Given instruction: Your task is to copy every line of the entries that contains "сетей".

• • •

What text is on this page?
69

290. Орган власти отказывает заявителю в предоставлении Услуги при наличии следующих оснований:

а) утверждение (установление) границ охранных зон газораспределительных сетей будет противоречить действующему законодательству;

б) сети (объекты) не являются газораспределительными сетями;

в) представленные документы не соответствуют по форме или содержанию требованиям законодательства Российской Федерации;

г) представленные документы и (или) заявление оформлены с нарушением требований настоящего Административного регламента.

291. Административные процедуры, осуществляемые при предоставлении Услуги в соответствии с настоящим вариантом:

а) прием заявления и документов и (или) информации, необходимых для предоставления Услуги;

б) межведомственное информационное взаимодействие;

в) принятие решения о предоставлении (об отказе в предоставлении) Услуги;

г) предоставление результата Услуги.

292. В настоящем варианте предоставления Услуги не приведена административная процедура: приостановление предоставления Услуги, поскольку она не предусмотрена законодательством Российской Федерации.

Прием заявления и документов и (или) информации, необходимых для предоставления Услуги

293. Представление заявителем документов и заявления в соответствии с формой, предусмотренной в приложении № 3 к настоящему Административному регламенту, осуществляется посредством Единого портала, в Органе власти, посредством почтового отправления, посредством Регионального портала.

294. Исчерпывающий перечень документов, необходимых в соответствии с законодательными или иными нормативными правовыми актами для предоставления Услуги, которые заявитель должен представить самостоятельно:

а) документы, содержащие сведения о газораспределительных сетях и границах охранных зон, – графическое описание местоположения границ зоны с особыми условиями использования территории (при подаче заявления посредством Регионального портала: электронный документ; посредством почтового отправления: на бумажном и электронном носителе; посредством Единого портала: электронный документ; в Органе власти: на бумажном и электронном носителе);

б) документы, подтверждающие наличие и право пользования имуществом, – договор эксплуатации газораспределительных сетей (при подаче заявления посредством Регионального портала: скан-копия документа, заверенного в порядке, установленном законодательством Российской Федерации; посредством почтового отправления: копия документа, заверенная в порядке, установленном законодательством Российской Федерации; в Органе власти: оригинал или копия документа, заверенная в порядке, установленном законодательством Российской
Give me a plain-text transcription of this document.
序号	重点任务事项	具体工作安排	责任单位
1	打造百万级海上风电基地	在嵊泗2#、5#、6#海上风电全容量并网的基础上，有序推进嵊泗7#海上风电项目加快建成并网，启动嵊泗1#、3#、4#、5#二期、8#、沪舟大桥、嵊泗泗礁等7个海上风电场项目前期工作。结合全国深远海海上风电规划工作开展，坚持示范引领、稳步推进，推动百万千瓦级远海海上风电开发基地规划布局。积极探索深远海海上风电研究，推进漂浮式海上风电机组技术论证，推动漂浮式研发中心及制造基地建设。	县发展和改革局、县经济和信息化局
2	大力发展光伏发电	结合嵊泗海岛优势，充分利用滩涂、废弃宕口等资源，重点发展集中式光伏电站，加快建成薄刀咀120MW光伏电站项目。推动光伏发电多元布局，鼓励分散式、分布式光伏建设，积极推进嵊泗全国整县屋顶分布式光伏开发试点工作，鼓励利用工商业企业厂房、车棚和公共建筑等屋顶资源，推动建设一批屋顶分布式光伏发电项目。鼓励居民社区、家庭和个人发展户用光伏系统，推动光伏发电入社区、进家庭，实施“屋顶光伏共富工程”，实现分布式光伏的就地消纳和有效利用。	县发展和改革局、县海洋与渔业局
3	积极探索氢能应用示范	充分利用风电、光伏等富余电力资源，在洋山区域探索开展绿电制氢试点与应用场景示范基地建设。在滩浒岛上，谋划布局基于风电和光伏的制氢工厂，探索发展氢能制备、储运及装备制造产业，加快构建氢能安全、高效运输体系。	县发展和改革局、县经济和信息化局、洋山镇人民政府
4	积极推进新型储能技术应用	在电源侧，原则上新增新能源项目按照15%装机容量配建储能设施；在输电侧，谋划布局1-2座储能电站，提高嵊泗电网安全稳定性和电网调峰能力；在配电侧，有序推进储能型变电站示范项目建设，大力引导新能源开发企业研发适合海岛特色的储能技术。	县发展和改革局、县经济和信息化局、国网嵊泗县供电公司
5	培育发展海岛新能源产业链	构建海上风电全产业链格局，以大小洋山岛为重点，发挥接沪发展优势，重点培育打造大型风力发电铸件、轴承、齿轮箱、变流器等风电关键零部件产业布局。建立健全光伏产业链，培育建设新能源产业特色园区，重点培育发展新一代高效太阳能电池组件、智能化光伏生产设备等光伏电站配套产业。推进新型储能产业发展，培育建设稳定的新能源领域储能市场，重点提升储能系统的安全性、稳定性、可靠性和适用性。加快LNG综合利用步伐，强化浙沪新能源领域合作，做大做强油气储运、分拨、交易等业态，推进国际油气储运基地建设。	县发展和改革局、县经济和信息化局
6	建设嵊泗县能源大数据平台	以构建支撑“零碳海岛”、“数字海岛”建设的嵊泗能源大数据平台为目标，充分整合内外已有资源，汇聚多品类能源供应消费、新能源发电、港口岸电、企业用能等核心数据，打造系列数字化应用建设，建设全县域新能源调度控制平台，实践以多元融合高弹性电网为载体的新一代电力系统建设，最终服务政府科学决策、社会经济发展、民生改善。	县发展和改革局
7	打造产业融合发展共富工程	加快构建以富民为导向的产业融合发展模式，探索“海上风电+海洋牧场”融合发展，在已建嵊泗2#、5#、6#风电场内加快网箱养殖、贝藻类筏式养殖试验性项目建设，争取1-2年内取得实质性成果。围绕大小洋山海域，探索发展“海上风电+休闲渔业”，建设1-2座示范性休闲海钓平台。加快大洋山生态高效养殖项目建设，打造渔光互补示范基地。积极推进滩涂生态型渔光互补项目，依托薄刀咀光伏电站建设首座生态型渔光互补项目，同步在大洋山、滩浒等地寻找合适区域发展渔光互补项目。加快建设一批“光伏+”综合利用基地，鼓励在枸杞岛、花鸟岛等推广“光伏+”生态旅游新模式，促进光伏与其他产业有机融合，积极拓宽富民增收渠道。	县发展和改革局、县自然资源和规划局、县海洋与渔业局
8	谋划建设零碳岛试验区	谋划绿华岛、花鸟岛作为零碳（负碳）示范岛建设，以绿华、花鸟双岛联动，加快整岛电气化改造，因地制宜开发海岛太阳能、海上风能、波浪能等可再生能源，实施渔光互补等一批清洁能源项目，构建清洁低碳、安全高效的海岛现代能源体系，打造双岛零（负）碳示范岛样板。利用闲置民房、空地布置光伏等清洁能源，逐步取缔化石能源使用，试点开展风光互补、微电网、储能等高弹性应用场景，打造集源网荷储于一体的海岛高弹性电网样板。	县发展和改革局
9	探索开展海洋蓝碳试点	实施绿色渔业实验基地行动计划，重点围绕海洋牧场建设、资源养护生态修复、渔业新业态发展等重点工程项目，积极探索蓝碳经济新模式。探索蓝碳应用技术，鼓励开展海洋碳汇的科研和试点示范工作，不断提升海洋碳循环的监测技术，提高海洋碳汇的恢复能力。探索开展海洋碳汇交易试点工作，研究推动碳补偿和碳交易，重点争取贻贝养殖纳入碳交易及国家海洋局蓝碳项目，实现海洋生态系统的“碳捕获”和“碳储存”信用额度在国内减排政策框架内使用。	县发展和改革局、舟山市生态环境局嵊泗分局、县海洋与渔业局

• • •

Reply to the exercise:
а) утверждение (установление) границ охранных зон газораспределительных сетей будет противоречить действующему законодательству;
б) документы, подтверждающие наличие и право пользования имуществом, – договор эксплуатации газораспределительных сетей (при подаче заявления посредством Регионального портала: скан-копия документа, заверенного в порядке, установленном законодательством Российской Федерации; посредством почтового отправления: копия документа, заверенная в порядке, установленном законодательством Российской Федерации; в Органе власти: оригинал или копия документа, заверенная в порядке, установленном законодательством Российской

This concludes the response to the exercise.